EXTRACTED RECORDS:
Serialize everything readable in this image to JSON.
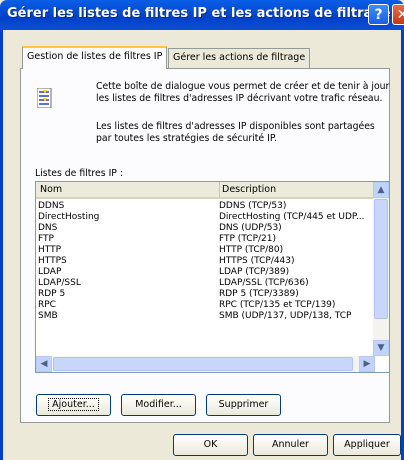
{
  "window": {
    "title": "Gérer les listes de filtres IP et les actions de filtrage",
    "help_glyph": "?",
    "close_glyph": "✕"
  },
  "tabs": [
    {
      "label": "Gestion de listes de filtres IP"
    },
    {
      "label": "Gérer les actions de filtrage"
    }
  ],
  "intro": {
    "line1": "Cette boîte de dialogue vous permet de créer et de tenir à jour",
    "line2": "les listes de filtres d'adresses IP décrivant votre trafic réseau.",
    "line3": "Les listes de filtres d'adresses IP disponibles sont partagées",
    "line4": "par toutes les stratégies de sécurité IP."
  },
  "list": {
    "label": "Listes de filtres IP :",
    "columns": [
      "Nom",
      "Description"
    ],
    "rows": [
      [
        "DDNS",
        "DDNS (TCP/53)"
      ],
      [
        "DirectHosting",
        "DirectHosting (TCP/445 et UDP..."
      ],
      [
        "DNS",
        "DNS (UDP/53)"
      ],
      [
        "FTP",
        "FTP (TCP/21)"
      ],
      [
        "HTTP",
        "HTTP (TCP/80)"
      ],
      [
        "HTTPS",
        "HTTPS (TCP/443)"
      ],
      [
        "LDAP",
        "LDAP (TCP/389)"
      ],
      [
        "LDAP/SSL",
        "LDAP/SSL (TCP/636)"
      ],
      [
        "RDP 5",
        "RDP 5 (TCP/3389)"
      ],
      [
        "RPC",
        "RPC (TCP/135 et TCP/139)"
      ],
      [
        "SMB",
        "SMB (UDP/137, UDP/138, TCP"
      ]
    ]
  },
  "buttons": {
    "add": "Ajouter...",
    "modify": "Modifier...",
    "delete": "Supprimer"
  },
  "footer": {
    "ok": "OK",
    "cancel": "Annuler",
    "apply": "Appliquer"
  },
  "scroll": {
    "up": "▲",
    "down": "▼",
    "left": "◀",
    "right": "▶"
  },
  "colors": {
    "title_bar": "#0040c8",
    "dialog": "#ece9d8"
  }
}
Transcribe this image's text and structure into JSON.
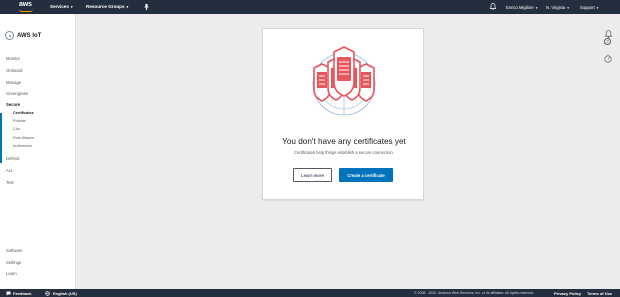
{
  "topbar": {
    "logo_text": "aws",
    "services": "Services",
    "resource_groups": "Resource Groups",
    "user": "Enrico Migliore",
    "region": "N. Virginia",
    "support": "Support",
    "caret": "▾"
  },
  "sidebar": {
    "brand": "AWS IoT",
    "items": {
      "monitor": "Monitor",
      "onboard": "Onboard",
      "manage": "Manage",
      "greengrass": "Greengrass",
      "secure": "Secure",
      "certificates": "Certificates",
      "policies": "Policies",
      "cas": "CAs",
      "role_aliases": "Role Aliases",
      "authorizers": "Authorizers",
      "defend": "Defend",
      "act": "Act",
      "test": "Test",
      "software": "Software",
      "settings": "Settings",
      "learn": "Learn"
    }
  },
  "main": {
    "headline": "You don't have any certificates yet",
    "subline": "Certificates help things establish a secure connection.",
    "learn_more": "Learn more",
    "create": "Create a certificate"
  },
  "footer": {
    "feedback": "Feedback",
    "language": "English (US)",
    "copyright": "© 2008 - 2020, Amazon Web Services, Inc. or its affiliates. All rights reserved.",
    "privacy": "Privacy Policy",
    "terms": "Terms of Use"
  },
  "colors": {
    "topbar": "#232f3e",
    "accent": "#0073bb",
    "shield": "#e8555b",
    "brand_orange": "#ff9900"
  }
}
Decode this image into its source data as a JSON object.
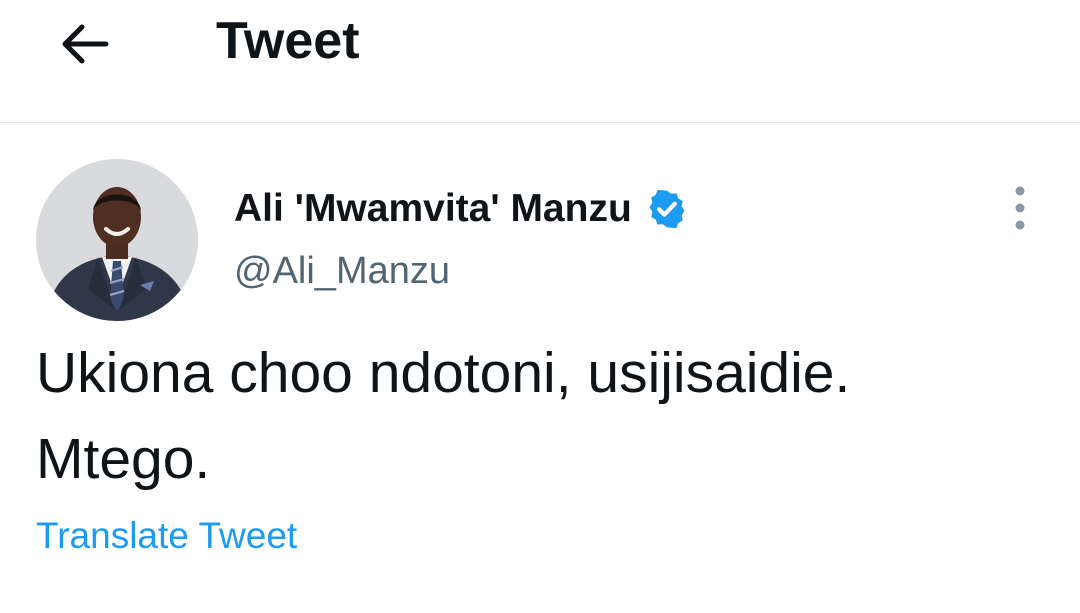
{
  "header": {
    "title": "Tweet",
    "back_icon": "arrow-left-icon"
  },
  "tweet": {
    "author": {
      "name": "Ali 'Mwamvita' Manzu",
      "handle": "@Ali_Manzu",
      "verified": true,
      "verified_icon": "verified-badge-icon",
      "avatar_icon": "profile-photo"
    },
    "text_lines": [
      "Ukiona choo ndotoni, usijisaidie.",
      "Mtego."
    ],
    "more_icon": "more-vertical-icon",
    "translate_label": "Translate Tweet"
  },
  "colors": {
    "text_primary": "#0f1419",
    "text_secondary": "#536471",
    "accent": "#1d9bf0",
    "divider": "#e1e5e8"
  }
}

PROBLEM DESCRIPTION: Each record should be quoted exactly, with the images omitted.

TASK RESULT:
Serialize everything readable in this image to JSON.
{
  "window": {
    "title": "Gérer les listes de filtres IP et les actions de filtrage",
    "help_glyph": "?",
    "close_glyph": "✕"
  },
  "tabs": [
    {
      "label": "Gestion de listes de filtres IP"
    },
    {
      "label": "Gérer les actions de filtrage"
    }
  ],
  "intro": {
    "line1": "Cette boîte de dialogue vous permet de créer et de tenir à jour",
    "line2": "les listes de filtres d'adresses IP décrivant votre trafic réseau.",
    "line3": "Les listes de filtres d'adresses IP disponibles sont partagées",
    "line4": "par toutes les stratégies de sécurité IP."
  },
  "list": {
    "label": "Listes de filtres IP :",
    "columns": [
      "Nom",
      "Description"
    ],
    "rows": [
      [
        "DDNS",
        "DDNS (TCP/53)"
      ],
      [
        "DirectHosting",
        "DirectHosting (TCP/445 et UDP..."
      ],
      [
        "DNS",
        "DNS (UDP/53)"
      ],
      [
        "FTP",
        "FTP (TCP/21)"
      ],
      [
        "HTTP",
        "HTTP (TCP/80)"
      ],
      [
        "HTTPS",
        "HTTPS (TCP/443)"
      ],
      [
        "LDAP",
        "LDAP (TCP/389)"
      ],
      [
        "LDAP/SSL",
        "LDAP/SSL (TCP/636)"
      ],
      [
        "RDP 5",
        "RDP 5 (TCP/3389)"
      ],
      [
        "RPC",
        "RPC (TCP/135 et TCP/139)"
      ],
      [
        "SMB",
        "SMB (UDP/137, UDP/138, TCP"
      ]
    ]
  },
  "buttons": {
    "add": "Ajouter...",
    "modify": "Modifier...",
    "delete": "Supprimer"
  },
  "footer": {
    "ok": "OK",
    "cancel": "Annuler",
    "apply": "Appliquer"
  },
  "scroll": {
    "up": "▲",
    "down": "▼",
    "left": "◀",
    "right": "▶"
  },
  "colors": {
    "title_bar": "#0040c8",
    "dialog": "#ece9d8"
  }
}
Transcribe this image's text and structure into JSON.
{
  "topbar": {
    "logo_text": "aws",
    "services": "Services",
    "resource_groups": "Resource Groups",
    "user": "Enrico Migliore",
    "region": "N. Virginia",
    "support": "Support",
    "caret": "▾"
  },
  "sidebar": {
    "brand": "AWS IoT",
    "items": {
      "monitor": "Monitor",
      "onboard": "Onboard",
      "manage": "Manage",
      "greengrass": "Greengrass",
      "secure": "Secure",
      "certificates": "Certificates",
      "policies": "Policies",
      "cas": "CAs",
      "role_aliases": "Role Aliases",
      "authorizers": "Authorizers",
      "defend": "Defend",
      "act": "Act",
      "test": "Test",
      "software": "Software",
      "settings": "Settings",
      "learn": "Learn"
    }
  },
  "main": {
    "headline": "You don't have any certificates yet",
    "subline": "Certificates help things establish a secure connection.",
    "learn_more": "Learn more",
    "create": "Create a certificate"
  },
  "footer": {
    "feedback": "Feedback",
    "language": "English (US)",
    "copyright": "© 2008 - 2020, Amazon Web Services, Inc. or its affiliates. All rights reserved.",
    "privacy": "Privacy Policy",
    "terms": "Terms of Use"
  },
  "colors": {
    "topbar": "#232f3e",
    "accent": "#0073bb",
    "shield": "#e8555b",
    "brand_orange": "#ff9900"
  }
}
Decode this image into its source data as a JSON object.
{
  "header": {
    "title": "Tweet",
    "back_icon": "arrow-left-icon"
  },
  "tweet": {
    "author": {
      "name": "Ali 'Mwamvita' Manzu",
      "handle": "@Ali_Manzu",
      "verified": true,
      "verified_icon": "verified-badge-icon",
      "avatar_icon": "profile-photo"
    },
    "text_lines": [
      "Ukiona choo ndotoni, usijisaidie.",
      "Mtego."
    ],
    "more_icon": "more-vertical-icon",
    "translate_label": "Translate Tweet"
  },
  "colors": {
    "text_primary": "#0f1419",
    "text_secondary": "#536471",
    "accent": "#1d9bf0",
    "divider": "#e1e5e8"
  }
}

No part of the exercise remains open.